Leave the pictures aside and copy all the data exactly.

§

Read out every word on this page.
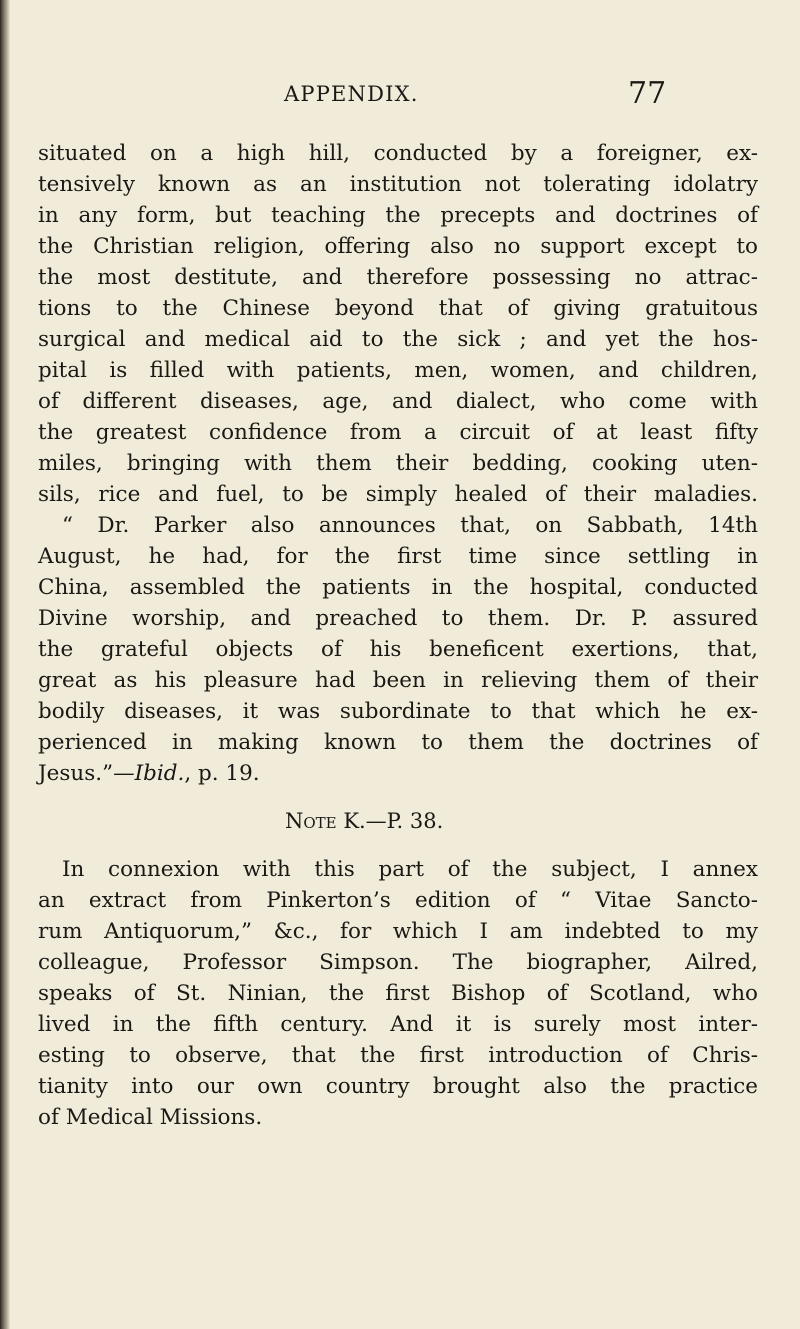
APPENDIX.	77
situated on a high hill, conducted by a foreigner, ex-
tensively known as an institution not tolerating idolatry
in any form, but teaching the precepts and doctrines of
the Christian religion, offering also no support except to
the most destitute, and therefore possessing no attrac-
tions to the Chinese beyond that of giving gratuitous
surgical and medical aid to the sick ; and yet the hos-
pital is filled with patients, men, women, and children,
of different diseases, age, and dialect, who come with
the greatest confidence from a circuit of at least fifty
miles, bringing with them their bedding, cooking uten-
sils, rice and fuel, to be simply healed of their maladies.
“ Dr. Parker also announces that, on Sabbath, 14th
August, he had, for the first time since settling in
China, assembled the patients in the hospital, conducted
Divine worship, and preached to them. Dr. P. assured
the grateful objects of his beneficent exertions, that,
great as his pleasure had been in relieving them of their
bodily diseases, it was subordinate to that which he ex-
perienced in making known to them the doctrines of
Jesus.”—Ibid., p. 19.
Note K.—P. 38.
In connexion with this part of the subject, I annex
an extract from Pinkerton’s edition of “ Vitae Sancto-
rum Antiquorum,” &c., for which I am indebted to my
colleague, Professor Simpson. The biographer, Ailred,
speaks of St. Ninian, the first Bishop of Scotland, who
lived in the fifth century. And it is surely most inter-
esting to observe, that the first introduction of Chris-
tianity into our own country brought also the practice
of Medical Missions.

§

### Result for this exercise
Read out every word on this page.
APPENDIX.	77
situated on a high hill, conducted by a foreigner, ex-
tensively known as an institution not tolerating idolatry
in any form, but teaching the precepts and doctrines of
the Christian religion, offering also no support except to
the most destitute, and therefore possessing no attrac-
tions to the Chinese beyond that of giving gratuitous
surgical and medical aid to the sick ; and yet the hos-
pital is filled with patients, men, women, and children,
of different diseases, age, and dialect, who come with
the greatest confidence from a circuit of at least fifty
miles, bringing with them their bedding, cooking uten-
sils, rice and fuel, to be simply healed of their maladies.
“ Dr. Parker also announces that, on Sabbath, 14th
August, he had, for the first time since settling in
China, assembled the patients in the hospital, conducted
Divine worship, and preached to them. Dr. P. assured
the grateful objects of his beneficent exertions, that,
great as his pleasure had been in relieving them of their
bodily diseases, it was subordinate to that which he ex-
perienced in making known to them the doctrines of
Jesus.”—Ibid., p. 19.
Note K.—P. 38.
In connexion with this part of the subject, I annex
an extract from Pinkerton’s edition of “ Vitae Sancto-
rum Antiquorum,” &c., for which I am indebted to my
colleague, Professor Simpson. The biographer, Ailred,
speaks of St. Ninian, the first Bishop of Scotland, who
lived in the fifth century. And it is surely most inter-
esting to observe, that the first introduction of Chris-
tianity into our own country brought also the practice
of Medical Missions.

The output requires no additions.